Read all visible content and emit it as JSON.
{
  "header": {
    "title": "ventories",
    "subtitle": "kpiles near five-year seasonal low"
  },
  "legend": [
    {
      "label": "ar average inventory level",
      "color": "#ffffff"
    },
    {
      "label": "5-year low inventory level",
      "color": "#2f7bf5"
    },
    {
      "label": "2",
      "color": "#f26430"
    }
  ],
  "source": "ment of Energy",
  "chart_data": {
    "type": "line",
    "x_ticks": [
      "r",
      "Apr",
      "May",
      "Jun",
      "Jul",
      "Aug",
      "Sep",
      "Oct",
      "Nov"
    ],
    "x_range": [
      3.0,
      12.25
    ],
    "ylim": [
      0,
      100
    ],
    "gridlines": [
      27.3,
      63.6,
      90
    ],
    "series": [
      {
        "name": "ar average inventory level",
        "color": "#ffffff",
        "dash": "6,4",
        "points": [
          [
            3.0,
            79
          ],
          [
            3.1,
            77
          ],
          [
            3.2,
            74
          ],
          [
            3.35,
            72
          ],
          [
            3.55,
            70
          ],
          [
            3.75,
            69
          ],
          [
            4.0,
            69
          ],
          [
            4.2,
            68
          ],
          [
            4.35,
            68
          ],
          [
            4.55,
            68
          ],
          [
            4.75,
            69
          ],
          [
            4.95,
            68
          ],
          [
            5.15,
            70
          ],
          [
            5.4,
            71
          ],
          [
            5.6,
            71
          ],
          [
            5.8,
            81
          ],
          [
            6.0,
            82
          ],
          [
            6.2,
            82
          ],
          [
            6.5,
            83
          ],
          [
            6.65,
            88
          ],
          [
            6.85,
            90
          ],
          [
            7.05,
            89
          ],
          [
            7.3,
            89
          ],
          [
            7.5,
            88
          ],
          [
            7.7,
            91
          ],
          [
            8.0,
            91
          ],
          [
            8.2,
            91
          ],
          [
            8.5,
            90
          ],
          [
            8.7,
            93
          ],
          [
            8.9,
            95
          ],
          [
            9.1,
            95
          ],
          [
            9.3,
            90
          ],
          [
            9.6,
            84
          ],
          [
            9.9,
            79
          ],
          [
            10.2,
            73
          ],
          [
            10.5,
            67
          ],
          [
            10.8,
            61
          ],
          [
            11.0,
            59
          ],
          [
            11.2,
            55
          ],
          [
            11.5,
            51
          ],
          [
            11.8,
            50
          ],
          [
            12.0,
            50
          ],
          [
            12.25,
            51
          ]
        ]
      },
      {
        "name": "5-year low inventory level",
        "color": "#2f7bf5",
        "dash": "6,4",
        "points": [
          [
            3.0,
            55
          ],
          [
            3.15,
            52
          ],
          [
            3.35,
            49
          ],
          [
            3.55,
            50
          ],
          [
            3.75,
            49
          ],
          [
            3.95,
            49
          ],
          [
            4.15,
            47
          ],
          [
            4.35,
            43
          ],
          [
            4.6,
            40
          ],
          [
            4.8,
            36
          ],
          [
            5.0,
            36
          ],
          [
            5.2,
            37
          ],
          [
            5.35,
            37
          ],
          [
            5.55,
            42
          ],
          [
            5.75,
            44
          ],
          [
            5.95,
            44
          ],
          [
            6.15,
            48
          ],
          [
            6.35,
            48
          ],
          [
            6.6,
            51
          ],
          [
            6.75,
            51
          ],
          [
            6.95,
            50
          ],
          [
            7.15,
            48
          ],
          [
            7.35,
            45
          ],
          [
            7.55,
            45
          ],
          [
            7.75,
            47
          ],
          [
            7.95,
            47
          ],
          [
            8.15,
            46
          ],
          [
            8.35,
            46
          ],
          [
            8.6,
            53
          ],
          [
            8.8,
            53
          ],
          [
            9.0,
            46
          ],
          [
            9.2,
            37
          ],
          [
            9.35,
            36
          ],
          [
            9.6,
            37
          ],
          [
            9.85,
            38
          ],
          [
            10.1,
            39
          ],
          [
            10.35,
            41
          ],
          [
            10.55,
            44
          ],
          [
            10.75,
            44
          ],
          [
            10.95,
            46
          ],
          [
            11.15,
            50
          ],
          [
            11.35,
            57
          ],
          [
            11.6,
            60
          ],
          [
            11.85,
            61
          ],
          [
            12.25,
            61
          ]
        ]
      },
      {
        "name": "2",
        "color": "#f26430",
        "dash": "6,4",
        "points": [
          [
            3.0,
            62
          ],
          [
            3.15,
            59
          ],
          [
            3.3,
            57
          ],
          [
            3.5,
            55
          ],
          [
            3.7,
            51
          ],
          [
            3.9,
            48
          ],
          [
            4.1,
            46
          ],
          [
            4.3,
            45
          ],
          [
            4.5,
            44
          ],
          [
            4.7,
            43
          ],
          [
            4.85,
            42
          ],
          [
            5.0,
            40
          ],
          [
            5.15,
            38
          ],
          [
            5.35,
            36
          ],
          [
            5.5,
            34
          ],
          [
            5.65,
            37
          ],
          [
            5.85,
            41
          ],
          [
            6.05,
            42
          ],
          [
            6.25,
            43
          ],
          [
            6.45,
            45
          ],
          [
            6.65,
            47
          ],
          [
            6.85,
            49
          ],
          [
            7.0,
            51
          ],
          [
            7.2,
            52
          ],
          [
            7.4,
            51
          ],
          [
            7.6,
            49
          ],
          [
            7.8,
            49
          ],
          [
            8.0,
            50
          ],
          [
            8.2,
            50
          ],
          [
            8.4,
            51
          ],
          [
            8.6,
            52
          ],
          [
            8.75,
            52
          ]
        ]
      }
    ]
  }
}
_ _ _ _ _ _ _
What you need to do >> Reproduce the material above, every line of it, exactly.

Expected output >>
Read all visible content and emit it as JSON.
{
  "header": {
    "title": "ventories",
    "subtitle": "kpiles near five-year seasonal low"
  },
  "legend": [
    {
      "label": "ar average inventory level",
      "color": "#ffffff"
    },
    {
      "label": "5-year low inventory level",
      "color": "#2f7bf5"
    },
    {
      "label": "2",
      "color": "#f26430"
    }
  ],
  "source": "ment of Energy",
  "chart_data": {
    "type": "line",
    "x_ticks": [
      "r",
      "Apr",
      "May",
      "Jun",
      "Jul",
      "Aug",
      "Sep",
      "Oct",
      "Nov"
    ],
    "x_range": [
      3.0,
      12.25
    ],
    "ylim": [
      0,
      100
    ],
    "gridlines": [
      27.3,
      63.6,
      90
    ],
    "series": [
      {
        "name": "ar average inventory level",
        "color": "#ffffff",
        "dash": "6,4",
        "points": [
          [
            3.0,
            79
          ],
          [
            3.1,
            77
          ],
          [
            3.2,
            74
          ],
          [
            3.35,
            72
          ],
          [
            3.55,
            70
          ],
          [
            3.75,
            69
          ],
          [
            4.0,
            69
          ],
          [
            4.2,
            68
          ],
          [
            4.35,
            68
          ],
          [
            4.55,
            68
          ],
          [
            4.75,
            69
          ],
          [
            4.95,
            68
          ],
          [
            5.15,
            70
          ],
          [
            5.4,
            71
          ],
          [
            5.6,
            71
          ],
          [
            5.8,
            81
          ],
          [
            6.0,
            82
          ],
          [
            6.2,
            82
          ],
          [
            6.5,
            83
          ],
          [
            6.65,
            88
          ],
          [
            6.85,
            90
          ],
          [
            7.05,
            89
          ],
          [
            7.3,
            89
          ],
          [
            7.5,
            88
          ],
          [
            7.7,
            91
          ],
          [
            8.0,
            91
          ],
          [
            8.2,
            91
          ],
          [
            8.5,
            90
          ],
          [
            8.7,
            93
          ],
          [
            8.9,
            95
          ],
          [
            9.1,
            95
          ],
          [
            9.3,
            90
          ],
          [
            9.6,
            84
          ],
          [
            9.9,
            79
          ],
          [
            10.2,
            73
          ],
          [
            10.5,
            67
          ],
          [
            10.8,
            61
          ],
          [
            11.0,
            59
          ],
          [
            11.2,
            55
          ],
          [
            11.5,
            51
          ],
          [
            11.8,
            50
          ],
          [
            12.0,
            50
          ],
          [
            12.25,
            51
          ]
        ]
      },
      {
        "name": "5-year low inventory level",
        "color": "#2f7bf5",
        "dash": "6,4",
        "points": [
          [
            3.0,
            55
          ],
          [
            3.15,
            52
          ],
          [
            3.35,
            49
          ],
          [
            3.55,
            50
          ],
          [
            3.75,
            49
          ],
          [
            3.95,
            49
          ],
          [
            4.15,
            47
          ],
          [
            4.35,
            43
          ],
          [
            4.6,
            40
          ],
          [
            4.8,
            36
          ],
          [
            5.0,
            36
          ],
          [
            5.2,
            37
          ],
          [
            5.35,
            37
          ],
          [
            5.55,
            42
          ],
          [
            5.75,
            44
          ],
          [
            5.95,
            44
          ],
          [
            6.15,
            48
          ],
          [
            6.35,
            48
          ],
          [
            6.6,
            51
          ],
          [
            6.75,
            51
          ],
          [
            6.95,
            50
          ],
          [
            7.15,
            48
          ],
          [
            7.35,
            45
          ],
          [
            7.55,
            45
          ],
          [
            7.75,
            47
          ],
          [
            7.95,
            47
          ],
          [
            8.15,
            46
          ],
          [
            8.35,
            46
          ],
          [
            8.6,
            53
          ],
          [
            8.8,
            53
          ],
          [
            9.0,
            46
          ],
          [
            9.2,
            37
          ],
          [
            9.35,
            36
          ],
          [
            9.6,
            37
          ],
          [
            9.85,
            38
          ],
          [
            10.1,
            39
          ],
          [
            10.35,
            41
          ],
          [
            10.55,
            44
          ],
          [
            10.75,
            44
          ],
          [
            10.95,
            46
          ],
          [
            11.15,
            50
          ],
          [
            11.35,
            57
          ],
          [
            11.6,
            60
          ],
          [
            11.85,
            61
          ],
          [
            12.25,
            61
          ]
        ]
      },
      {
        "name": "2",
        "color": "#f26430",
        "dash": "6,4",
        "points": [
          [
            3.0,
            62
          ],
          [
            3.15,
            59
          ],
          [
            3.3,
            57
          ],
          [
            3.5,
            55
          ],
          [
            3.7,
            51
          ],
          [
            3.9,
            48
          ],
          [
            4.1,
            46
          ],
          [
            4.3,
            45
          ],
          [
            4.5,
            44
          ],
          [
            4.7,
            43
          ],
          [
            4.85,
            42
          ],
          [
            5.0,
            40
          ],
          [
            5.15,
            38
          ],
          [
            5.35,
            36
          ],
          [
            5.5,
            34
          ],
          [
            5.65,
            37
          ],
          [
            5.85,
            41
          ],
          [
            6.05,
            42
          ],
          [
            6.25,
            43
          ],
          [
            6.45,
            45
          ],
          [
            6.65,
            47
          ],
          [
            6.85,
            49
          ],
          [
            7.0,
            51
          ],
          [
            7.2,
            52
          ],
          [
            7.4,
            51
          ],
          [
            7.6,
            49
          ],
          [
            7.8,
            49
          ],
          [
            8.0,
            50
          ],
          [
            8.2,
            50
          ],
          [
            8.4,
            51
          ],
          [
            8.6,
            52
          ],
          [
            8.75,
            52
          ]
        ]
      }
    ]
  }
}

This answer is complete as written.